# What the exercise asks
Check every line below for the word "color" and copy each one that has it.

# Figure record listings
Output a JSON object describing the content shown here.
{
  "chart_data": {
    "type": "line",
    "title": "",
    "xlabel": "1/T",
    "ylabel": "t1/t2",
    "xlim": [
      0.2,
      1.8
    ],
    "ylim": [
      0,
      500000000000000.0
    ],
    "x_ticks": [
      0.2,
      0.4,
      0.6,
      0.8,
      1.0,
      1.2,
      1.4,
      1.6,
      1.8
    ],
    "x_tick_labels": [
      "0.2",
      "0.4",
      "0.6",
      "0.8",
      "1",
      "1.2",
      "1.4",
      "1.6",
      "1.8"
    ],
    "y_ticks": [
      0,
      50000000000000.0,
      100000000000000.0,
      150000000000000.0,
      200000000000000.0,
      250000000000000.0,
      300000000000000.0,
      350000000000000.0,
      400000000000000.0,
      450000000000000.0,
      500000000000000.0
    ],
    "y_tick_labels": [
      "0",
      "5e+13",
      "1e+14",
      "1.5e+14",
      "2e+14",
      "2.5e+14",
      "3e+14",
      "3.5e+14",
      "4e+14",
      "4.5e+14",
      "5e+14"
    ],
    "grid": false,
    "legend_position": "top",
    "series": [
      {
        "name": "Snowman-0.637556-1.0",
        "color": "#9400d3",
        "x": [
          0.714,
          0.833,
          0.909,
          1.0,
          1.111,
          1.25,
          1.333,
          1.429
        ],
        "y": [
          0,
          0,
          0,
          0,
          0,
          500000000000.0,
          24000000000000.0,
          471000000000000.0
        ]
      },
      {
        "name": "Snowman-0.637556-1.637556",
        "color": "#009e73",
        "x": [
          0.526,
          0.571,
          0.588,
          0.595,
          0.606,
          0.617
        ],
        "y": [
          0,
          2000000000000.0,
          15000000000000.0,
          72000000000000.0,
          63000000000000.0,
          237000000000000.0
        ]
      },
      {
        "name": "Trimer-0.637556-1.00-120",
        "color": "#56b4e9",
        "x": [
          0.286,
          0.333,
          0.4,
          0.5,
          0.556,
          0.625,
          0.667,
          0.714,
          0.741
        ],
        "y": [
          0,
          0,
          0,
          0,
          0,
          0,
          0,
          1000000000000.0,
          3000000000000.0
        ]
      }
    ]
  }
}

# Solved problem
        "color": "#9400d3",
        "color": "#009e73",
        "color": "#56b4e9",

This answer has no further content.